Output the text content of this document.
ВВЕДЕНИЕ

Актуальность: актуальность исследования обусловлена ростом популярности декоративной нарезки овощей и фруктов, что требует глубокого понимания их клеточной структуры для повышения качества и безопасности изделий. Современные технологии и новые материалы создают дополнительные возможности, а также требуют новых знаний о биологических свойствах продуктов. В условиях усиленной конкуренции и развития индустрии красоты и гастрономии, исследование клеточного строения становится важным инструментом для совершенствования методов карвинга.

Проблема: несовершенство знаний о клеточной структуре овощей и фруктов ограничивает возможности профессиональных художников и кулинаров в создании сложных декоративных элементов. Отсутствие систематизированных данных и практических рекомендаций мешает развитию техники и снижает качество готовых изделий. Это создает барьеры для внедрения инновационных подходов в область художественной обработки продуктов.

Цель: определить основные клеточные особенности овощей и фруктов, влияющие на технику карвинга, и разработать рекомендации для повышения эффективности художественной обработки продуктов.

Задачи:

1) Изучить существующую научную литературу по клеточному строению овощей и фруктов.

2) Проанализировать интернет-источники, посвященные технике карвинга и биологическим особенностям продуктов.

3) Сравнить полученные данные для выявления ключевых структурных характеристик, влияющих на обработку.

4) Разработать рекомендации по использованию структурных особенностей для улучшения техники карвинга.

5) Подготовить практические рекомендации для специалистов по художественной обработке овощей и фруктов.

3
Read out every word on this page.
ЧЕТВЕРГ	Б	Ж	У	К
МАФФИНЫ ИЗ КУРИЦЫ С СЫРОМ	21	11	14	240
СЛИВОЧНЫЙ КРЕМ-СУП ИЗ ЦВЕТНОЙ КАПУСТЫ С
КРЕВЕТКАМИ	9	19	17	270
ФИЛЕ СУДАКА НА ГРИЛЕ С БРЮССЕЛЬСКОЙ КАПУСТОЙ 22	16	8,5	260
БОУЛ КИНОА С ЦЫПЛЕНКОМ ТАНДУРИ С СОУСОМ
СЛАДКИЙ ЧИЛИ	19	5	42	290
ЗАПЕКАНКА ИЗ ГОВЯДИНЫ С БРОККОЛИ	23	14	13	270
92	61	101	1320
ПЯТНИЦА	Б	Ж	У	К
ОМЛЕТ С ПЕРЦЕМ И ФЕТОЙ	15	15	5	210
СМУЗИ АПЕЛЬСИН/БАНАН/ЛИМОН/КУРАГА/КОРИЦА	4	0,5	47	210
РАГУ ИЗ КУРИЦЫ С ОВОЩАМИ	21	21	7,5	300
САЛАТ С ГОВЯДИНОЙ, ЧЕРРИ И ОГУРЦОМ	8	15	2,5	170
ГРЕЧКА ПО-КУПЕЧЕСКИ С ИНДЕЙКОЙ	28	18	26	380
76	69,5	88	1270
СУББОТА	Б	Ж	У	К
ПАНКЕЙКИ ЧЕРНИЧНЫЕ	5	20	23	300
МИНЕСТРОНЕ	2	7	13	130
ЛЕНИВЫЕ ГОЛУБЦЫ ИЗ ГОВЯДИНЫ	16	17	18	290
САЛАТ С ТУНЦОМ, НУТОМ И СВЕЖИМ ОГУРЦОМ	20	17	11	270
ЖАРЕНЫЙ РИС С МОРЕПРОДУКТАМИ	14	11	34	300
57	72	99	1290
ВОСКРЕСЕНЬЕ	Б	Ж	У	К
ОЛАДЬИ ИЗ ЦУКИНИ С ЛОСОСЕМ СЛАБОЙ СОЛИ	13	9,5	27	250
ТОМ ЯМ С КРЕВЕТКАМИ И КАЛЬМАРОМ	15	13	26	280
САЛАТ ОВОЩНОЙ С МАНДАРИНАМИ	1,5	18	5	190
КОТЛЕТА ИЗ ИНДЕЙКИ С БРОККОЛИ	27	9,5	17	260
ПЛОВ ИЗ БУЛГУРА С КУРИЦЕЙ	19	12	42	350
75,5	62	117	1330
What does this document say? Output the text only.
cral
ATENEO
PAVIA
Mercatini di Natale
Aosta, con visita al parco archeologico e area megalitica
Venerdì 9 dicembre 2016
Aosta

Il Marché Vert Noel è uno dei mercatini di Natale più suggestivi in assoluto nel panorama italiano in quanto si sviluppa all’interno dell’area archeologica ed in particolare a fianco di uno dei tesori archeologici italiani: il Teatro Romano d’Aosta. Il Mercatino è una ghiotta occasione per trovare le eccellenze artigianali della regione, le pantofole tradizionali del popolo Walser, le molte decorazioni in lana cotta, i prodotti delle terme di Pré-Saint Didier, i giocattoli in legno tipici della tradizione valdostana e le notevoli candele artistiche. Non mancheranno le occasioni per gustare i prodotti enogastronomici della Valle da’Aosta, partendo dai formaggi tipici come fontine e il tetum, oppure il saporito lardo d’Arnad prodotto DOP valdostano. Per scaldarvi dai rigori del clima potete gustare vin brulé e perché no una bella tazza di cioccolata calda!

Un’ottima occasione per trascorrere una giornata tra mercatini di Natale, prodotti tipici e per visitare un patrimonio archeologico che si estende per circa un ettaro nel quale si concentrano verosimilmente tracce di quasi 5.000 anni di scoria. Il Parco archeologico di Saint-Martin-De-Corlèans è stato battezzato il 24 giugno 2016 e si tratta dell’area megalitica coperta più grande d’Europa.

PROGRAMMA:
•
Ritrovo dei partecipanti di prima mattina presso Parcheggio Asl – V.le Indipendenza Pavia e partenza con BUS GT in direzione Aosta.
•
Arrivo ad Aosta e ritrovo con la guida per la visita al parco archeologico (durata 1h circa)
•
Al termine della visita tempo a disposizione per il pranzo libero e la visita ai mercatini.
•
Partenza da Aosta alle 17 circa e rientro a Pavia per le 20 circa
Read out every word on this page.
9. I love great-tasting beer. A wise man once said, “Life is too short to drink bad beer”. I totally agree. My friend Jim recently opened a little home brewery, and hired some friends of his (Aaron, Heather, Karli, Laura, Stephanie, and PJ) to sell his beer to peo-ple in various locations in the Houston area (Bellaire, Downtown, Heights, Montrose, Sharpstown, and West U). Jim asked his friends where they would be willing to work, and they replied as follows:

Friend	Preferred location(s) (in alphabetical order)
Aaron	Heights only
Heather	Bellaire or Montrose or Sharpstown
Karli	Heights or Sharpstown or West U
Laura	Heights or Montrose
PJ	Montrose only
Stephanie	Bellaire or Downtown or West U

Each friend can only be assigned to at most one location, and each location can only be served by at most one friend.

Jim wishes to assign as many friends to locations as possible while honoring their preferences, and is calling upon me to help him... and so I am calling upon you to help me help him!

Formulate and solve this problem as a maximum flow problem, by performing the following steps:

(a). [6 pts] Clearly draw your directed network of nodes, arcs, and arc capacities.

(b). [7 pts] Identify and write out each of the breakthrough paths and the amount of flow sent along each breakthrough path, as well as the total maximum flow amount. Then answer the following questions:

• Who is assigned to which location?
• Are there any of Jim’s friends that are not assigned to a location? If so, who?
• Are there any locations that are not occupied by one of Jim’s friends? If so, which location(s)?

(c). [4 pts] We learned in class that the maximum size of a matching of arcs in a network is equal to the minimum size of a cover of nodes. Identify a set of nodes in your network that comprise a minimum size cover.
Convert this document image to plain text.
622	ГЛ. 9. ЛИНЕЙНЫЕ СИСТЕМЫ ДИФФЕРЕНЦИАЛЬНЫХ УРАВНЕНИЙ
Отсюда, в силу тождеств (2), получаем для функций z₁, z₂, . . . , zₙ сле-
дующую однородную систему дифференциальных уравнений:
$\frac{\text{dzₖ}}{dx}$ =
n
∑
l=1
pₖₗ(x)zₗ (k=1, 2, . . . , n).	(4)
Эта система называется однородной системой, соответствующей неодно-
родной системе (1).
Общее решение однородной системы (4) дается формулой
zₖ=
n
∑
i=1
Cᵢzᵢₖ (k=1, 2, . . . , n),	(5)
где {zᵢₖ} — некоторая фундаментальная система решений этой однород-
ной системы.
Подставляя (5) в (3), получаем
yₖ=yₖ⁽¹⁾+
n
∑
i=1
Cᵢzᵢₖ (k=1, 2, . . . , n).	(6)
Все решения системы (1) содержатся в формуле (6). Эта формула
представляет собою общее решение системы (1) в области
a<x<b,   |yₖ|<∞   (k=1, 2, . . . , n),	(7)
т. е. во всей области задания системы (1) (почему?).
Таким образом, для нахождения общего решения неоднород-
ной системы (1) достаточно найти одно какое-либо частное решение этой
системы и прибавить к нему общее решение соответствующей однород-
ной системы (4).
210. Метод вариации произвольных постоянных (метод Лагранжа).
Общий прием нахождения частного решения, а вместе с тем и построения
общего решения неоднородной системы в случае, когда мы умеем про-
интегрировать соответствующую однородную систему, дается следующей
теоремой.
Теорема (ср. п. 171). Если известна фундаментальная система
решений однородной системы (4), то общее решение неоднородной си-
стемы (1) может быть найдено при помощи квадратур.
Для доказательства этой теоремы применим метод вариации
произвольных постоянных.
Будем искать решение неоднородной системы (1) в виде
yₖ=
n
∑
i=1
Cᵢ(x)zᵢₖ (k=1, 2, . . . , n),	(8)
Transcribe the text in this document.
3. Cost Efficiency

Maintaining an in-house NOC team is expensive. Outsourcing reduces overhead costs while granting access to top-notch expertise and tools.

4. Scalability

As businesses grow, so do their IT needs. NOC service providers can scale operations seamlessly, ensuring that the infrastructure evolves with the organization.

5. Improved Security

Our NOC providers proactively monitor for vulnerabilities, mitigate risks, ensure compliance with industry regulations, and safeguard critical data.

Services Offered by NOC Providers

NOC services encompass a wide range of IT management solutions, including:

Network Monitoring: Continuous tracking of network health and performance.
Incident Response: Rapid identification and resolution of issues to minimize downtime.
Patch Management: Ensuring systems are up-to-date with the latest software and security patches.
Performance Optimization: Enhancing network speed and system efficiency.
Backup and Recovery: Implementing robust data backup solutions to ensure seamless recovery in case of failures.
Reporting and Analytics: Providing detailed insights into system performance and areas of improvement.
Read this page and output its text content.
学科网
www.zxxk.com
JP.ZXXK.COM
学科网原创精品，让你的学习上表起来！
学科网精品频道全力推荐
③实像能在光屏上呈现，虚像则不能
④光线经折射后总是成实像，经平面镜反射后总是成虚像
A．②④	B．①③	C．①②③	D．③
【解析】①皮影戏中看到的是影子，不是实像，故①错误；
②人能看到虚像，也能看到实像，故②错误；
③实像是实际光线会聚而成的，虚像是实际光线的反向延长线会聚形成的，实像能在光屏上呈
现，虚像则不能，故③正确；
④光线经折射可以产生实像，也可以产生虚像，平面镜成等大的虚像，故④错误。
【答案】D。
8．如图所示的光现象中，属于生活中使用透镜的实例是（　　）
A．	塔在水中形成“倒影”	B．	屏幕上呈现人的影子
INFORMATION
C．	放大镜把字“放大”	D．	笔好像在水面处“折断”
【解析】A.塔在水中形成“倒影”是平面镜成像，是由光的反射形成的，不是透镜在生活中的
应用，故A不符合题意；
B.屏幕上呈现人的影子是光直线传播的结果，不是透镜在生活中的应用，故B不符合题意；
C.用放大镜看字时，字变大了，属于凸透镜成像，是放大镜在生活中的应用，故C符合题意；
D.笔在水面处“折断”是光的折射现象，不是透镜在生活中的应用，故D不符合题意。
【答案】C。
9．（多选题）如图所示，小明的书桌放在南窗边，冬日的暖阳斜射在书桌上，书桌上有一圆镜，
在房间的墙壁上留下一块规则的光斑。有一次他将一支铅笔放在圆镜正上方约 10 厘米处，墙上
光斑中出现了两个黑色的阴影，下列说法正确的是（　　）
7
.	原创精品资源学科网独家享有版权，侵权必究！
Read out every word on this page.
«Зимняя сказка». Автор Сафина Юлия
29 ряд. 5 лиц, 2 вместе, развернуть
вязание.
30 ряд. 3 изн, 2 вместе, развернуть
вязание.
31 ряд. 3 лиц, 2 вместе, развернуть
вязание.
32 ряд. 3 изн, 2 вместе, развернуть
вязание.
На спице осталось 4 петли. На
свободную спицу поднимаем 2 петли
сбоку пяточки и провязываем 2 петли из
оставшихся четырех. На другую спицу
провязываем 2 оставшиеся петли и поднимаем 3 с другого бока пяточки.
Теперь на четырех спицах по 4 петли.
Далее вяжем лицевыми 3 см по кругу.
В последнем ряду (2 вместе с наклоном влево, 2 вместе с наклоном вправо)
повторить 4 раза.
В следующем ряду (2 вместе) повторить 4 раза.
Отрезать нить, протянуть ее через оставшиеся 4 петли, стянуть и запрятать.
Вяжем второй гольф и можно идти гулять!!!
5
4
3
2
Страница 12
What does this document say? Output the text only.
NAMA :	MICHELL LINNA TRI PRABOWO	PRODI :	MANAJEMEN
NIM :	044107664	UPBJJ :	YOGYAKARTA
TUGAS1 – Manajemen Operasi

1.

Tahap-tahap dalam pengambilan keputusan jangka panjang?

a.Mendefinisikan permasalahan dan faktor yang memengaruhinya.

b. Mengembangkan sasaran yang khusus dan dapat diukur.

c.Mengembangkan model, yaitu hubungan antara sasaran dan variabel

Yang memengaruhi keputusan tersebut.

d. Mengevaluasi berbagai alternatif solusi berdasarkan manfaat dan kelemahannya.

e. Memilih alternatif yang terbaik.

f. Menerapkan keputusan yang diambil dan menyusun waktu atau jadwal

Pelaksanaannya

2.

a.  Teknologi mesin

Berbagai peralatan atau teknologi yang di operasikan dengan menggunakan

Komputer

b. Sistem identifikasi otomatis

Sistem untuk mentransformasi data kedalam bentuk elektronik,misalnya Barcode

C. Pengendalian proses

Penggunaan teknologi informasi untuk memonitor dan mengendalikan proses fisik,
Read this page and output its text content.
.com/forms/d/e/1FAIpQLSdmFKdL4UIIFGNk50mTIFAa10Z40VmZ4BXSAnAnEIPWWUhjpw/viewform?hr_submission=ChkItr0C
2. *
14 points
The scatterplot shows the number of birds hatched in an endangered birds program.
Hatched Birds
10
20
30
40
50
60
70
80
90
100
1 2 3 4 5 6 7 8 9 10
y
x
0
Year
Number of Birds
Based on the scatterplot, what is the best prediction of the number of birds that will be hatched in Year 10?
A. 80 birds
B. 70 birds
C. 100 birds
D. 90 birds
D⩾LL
※
■ WHAT TO PRODUCE
Answer with one number: how many lines of the entries above include the word "archeologico".

■ RESULT FOR THIS EXERCISE
3